TASK BRIEF:
Each record below is to be reproduced without any change.

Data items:
━━━

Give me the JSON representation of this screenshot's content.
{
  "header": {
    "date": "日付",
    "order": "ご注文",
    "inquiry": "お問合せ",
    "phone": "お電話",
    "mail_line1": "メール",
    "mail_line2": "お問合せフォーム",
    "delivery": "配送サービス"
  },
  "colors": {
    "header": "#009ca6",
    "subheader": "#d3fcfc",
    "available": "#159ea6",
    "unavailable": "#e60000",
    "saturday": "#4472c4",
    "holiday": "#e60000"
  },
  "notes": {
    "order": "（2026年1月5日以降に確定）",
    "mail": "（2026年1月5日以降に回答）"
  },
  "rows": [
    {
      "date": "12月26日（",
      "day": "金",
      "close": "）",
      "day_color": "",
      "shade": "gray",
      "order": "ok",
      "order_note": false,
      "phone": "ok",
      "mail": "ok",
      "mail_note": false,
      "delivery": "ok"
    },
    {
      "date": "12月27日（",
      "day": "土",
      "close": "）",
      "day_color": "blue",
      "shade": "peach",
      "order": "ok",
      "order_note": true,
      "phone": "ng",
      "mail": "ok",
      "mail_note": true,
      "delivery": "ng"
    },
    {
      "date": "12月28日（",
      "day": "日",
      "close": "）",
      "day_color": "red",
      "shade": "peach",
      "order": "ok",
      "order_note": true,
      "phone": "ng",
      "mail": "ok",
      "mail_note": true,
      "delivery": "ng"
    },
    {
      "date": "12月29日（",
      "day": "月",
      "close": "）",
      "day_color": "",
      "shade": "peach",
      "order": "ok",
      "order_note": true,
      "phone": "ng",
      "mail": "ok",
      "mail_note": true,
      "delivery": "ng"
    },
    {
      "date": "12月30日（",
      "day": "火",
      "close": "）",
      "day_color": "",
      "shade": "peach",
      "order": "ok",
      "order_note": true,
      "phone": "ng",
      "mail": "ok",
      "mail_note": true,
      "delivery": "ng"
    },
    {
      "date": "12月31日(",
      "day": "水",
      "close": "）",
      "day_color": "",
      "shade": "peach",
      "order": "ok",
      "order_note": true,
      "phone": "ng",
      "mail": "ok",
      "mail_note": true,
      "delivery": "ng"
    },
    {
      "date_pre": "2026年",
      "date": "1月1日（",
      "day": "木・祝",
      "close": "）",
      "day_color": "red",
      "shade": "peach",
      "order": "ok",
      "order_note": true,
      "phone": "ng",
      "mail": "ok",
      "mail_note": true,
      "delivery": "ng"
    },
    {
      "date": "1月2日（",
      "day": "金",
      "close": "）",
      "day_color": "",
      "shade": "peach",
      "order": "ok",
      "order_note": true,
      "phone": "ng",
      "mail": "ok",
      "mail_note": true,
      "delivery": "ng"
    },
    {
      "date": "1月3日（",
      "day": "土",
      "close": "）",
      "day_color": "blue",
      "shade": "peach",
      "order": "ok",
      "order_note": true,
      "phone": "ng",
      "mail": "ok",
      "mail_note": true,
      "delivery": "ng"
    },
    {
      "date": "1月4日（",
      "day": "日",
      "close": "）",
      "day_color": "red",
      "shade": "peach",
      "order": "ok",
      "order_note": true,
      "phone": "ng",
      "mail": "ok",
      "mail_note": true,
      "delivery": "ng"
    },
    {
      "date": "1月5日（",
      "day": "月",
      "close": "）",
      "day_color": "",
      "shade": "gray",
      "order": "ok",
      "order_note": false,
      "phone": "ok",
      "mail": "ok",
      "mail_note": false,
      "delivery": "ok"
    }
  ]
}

━━━

EXERCISE ANSWER:
Give me the JSON representation of this screenshot's content.
{
  "header": {
    "date": "日付",
    "order": "ご注文",
    "inquiry": "お問合せ",
    "phone": "お電話",
    "mail_line1": "メール",
    "mail_line2": "お問合せフォーム",
    "delivery": "配送サービス"
  },
  "colors": {
    "header": "#009ca6",
    "subheader": "#d3fcfc",
    "available": "#159ea6",
    "unavailable": "#e60000",
    "saturday": "#4472c4",
    "holiday": "#e60000"
  },
  "notes": {
    "order": "（2026年1月5日以降に確定）",
    "mail": "（2026年1月5日以降に回答）"
  },
  "rows": [
    {
      "date": "12月26日（",
      "day": "金",
      "close": "）",
      "day_color": "",
      "shade": "gray",
      "order": "ok",
      "order_note": false,
      "phone": "ok",
      "mail": "ok",
      "mail_note": false,
      "delivery": "ok"
    },
    {
      "date": "12月27日（",
      "day": "土",
      "close": "）",
      "day_color": "blue",
      "shade": "peach",
      "order": "ok",
      "order_note": true,
      "phone": "ng",
      "mail": "ok",
      "mail_note": true,
      "delivery": "ng"
    },
    {
      "date": "12月28日（",
      "day": "日",
      "close": "）",
      "day_color": "red",
      "shade": "peach",
      "order": "ok",
      "order_note": true,
      "phone": "ng",
      "mail": "ok",
      "mail_note": true,
      "delivery": "ng"
    },
    {
      "date": "12月29日（",
      "day": "月",
      "close": "）",
      "day_color": "",
      "shade": "peach",
      "order": "ok",
      "order_note": true,
      "phone": "ng",
      "mail": "ok",
      "mail_note": true,
      "delivery": "ng"
    },
    {
      "date": "12月30日（",
      "day": "火",
      "close": "）",
      "day_color": "",
      "shade": "peach",
      "order": "ok",
      "order_note": true,
      "phone": "ng",
      "mail": "ok",
      "mail_note": true,
      "delivery": "ng"
    },
    {
      "date": "12月31日(",
      "day": "水",
      "close": "）",
      "day_color": "",
      "shade": "peach",
      "order": "ok",
      "order_note": true,
      "phone": "ng",
      "mail": "ok",
      "mail_note": true,
      "delivery": "ng"
    },
    {
      "date_pre": "2026年",
      "date": "1月1日（",
      "day": "木・祝",
      "close": "）",
      "day_color": "red",
      "shade": "peach",
      "order": "ok",
      "order_note": true,
      "phone": "ng",
      "mail": "ok",
      "mail_note": true,
      "delivery": "ng"
    },
    {
      "date": "1月2日（",
      "day": "金",
      "close": "）",
      "day_color": "",
      "shade": "peach",
      "order": "ok",
      "order_note": true,
      "phone": "ng",
      "mail": "ok",
      "mail_note": true,
      "delivery": "ng"
    },
    {
      "date": "1月3日（",
      "day": "土",
      "close": "）",
      "day_color": "blue",
      "shade": "peach",
      "order": "ok",
      "order_note": true,
      "phone": "ng",
      "mail": "ok",
      "mail_note": true,
      "delivery": "ng"
    },
    {
      "date": "1月4日（",
      "day": "日",
      "close": "）",
      "day_color": "red",
      "shade": "peach",
      "order": "ok",
      "order_note": true,
      "phone": "ng",
      "mail": "ok",
      "mail_note": true,
      "delivery": "ng"
    },
    {
      "date": "1月5日（",
      "day": "月",
      "close": "）",
      "day_color": "",
      "shade": "gray",
      "order": "ok",
      "order_note": false,
      "phone": "ok",
      "mail": "ok",
      "mail_note": false,
      "delivery": "ok"
    }
  ]
}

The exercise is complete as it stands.